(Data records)

## Begin

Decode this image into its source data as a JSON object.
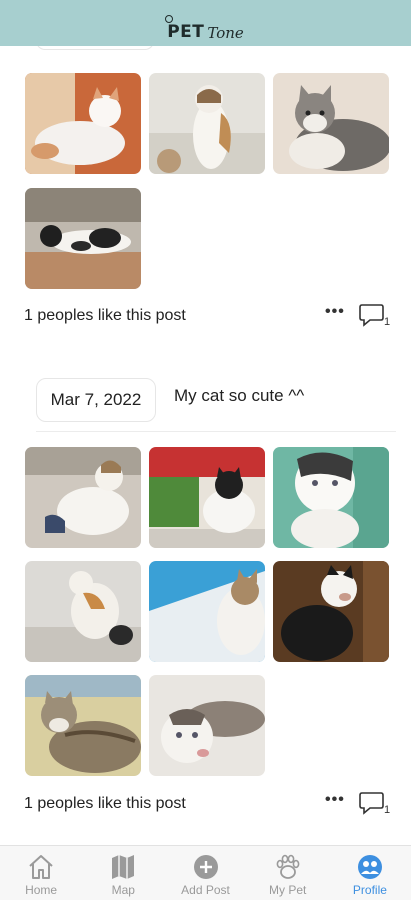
{
  "header": {
    "logo_pet": "PET",
    "logo_tone": "Tone"
  },
  "posts": [
    {
      "photos": [
        "cat-photo-1",
        "cat-photo-2",
        "cat-photo-3",
        "cat-photo-4"
      ],
      "likes": "1 peoples like this post",
      "more": "•••",
      "comment_count": "1"
    },
    {
      "date": "Mar 7, 2022",
      "caption": "My cat so cute ^^",
      "photos": [
        "cat-photo-5",
        "cat-photo-6",
        "cat-photo-7",
        "cat-photo-8",
        "cat-photo-9",
        "cat-photo-10",
        "cat-photo-11",
        "cat-photo-12"
      ],
      "likes": "1 peoples like this post",
      "more": "•••",
      "comment_count": "1"
    }
  ],
  "tabs": [
    {
      "label": "Home",
      "icon": "home-icon",
      "active": false
    },
    {
      "label": "Map",
      "icon": "map-icon",
      "active": false
    },
    {
      "label": "Add Post",
      "icon": "add-icon",
      "active": false
    },
    {
      "label": "My Pet",
      "icon": "paw-icon",
      "active": false
    },
    {
      "label": "Profile",
      "icon": "profile-icon",
      "active": true
    }
  ],
  "colors": {
    "header": "#a7cfcf",
    "accent": "#3d8fe0",
    "inactive": "#9a9a9a"
  }
}
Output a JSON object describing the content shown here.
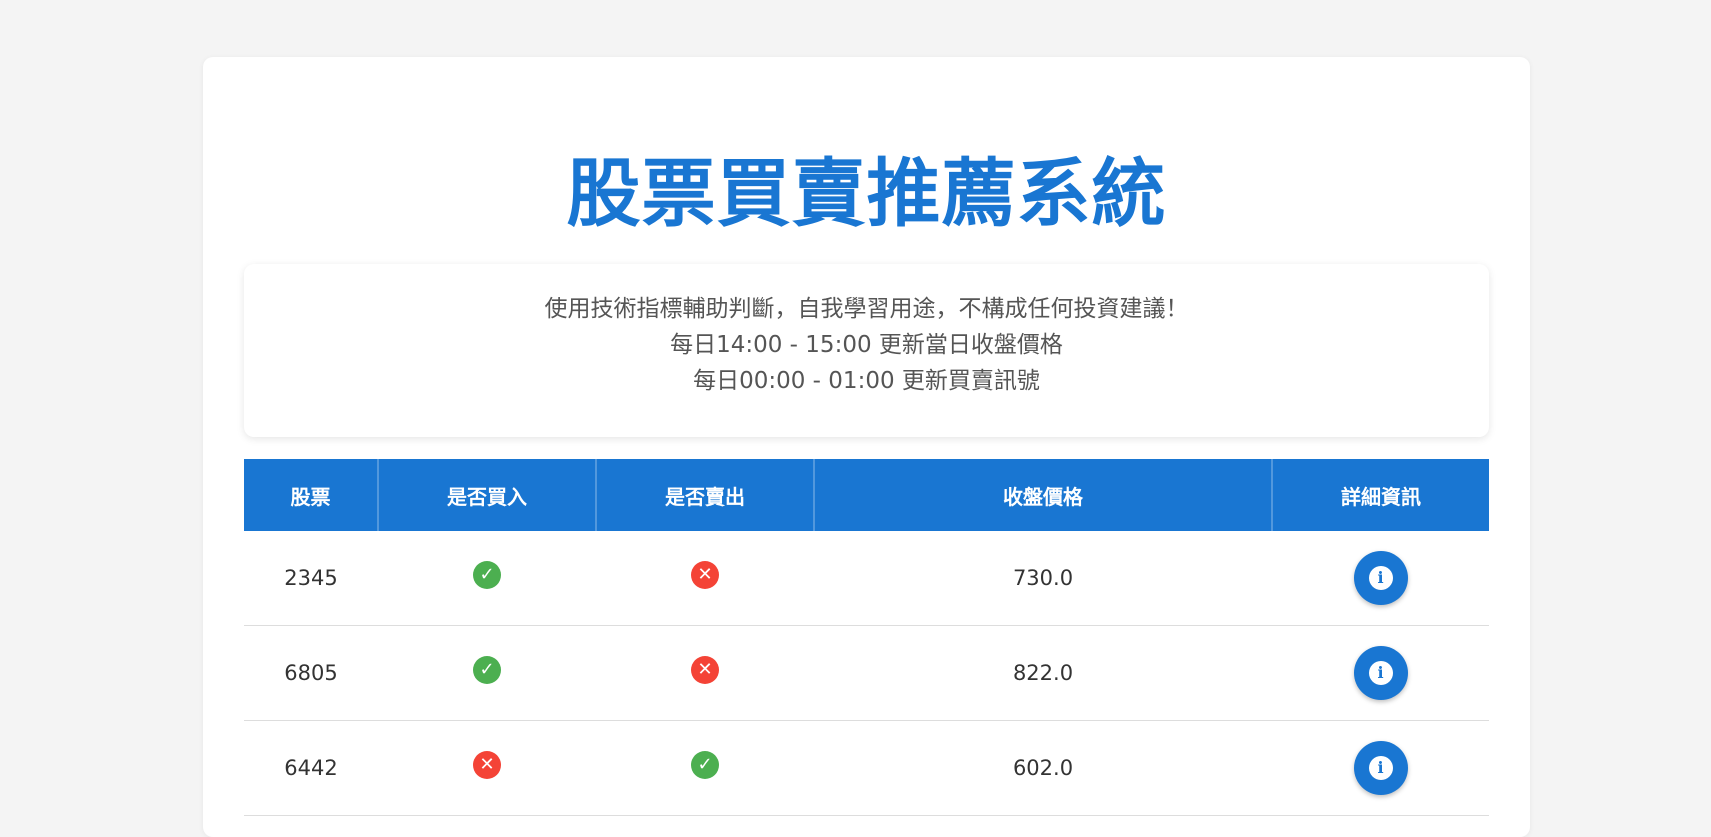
{
  "page": {
    "title": "股票買賣推薦系統"
  },
  "notice": {
    "lines": [
      "使用技術指標輔助判斷，自我學習用途，不構成任何投資建議！",
      "每日14:00 - 15:00 更新當日收盤價格",
      "每日00:00 - 01:00 更新買賣訊號"
    ]
  },
  "table": {
    "headers": [
      "股票",
      "是否買入",
      "是否賣出",
      "收盤價格",
      "詳細資訊"
    ],
    "rows": [
      {
        "stock": "2345",
        "buy": true,
        "sell": false,
        "close_price": "730.0"
      },
      {
        "stock": "6805",
        "buy": true,
        "sell": false,
        "close_price": "822.0"
      },
      {
        "stock": "6442",
        "buy": false,
        "sell": true,
        "close_price": "602.0"
      }
    ]
  },
  "icons": {
    "yes": "check-circle-icon",
    "no": "x-circle-icon",
    "info": "info-icon"
  },
  "colors": {
    "primary": "#1976d2",
    "yes": "#4caf50",
    "no": "#f44336",
    "background": "#f4f4f4"
  }
}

## End

What is required
Check every line for "JSON" and show the ones that have it.

Reply
Decode this image into its source data as a JSON object.
Output a JSON object describing the content shown here.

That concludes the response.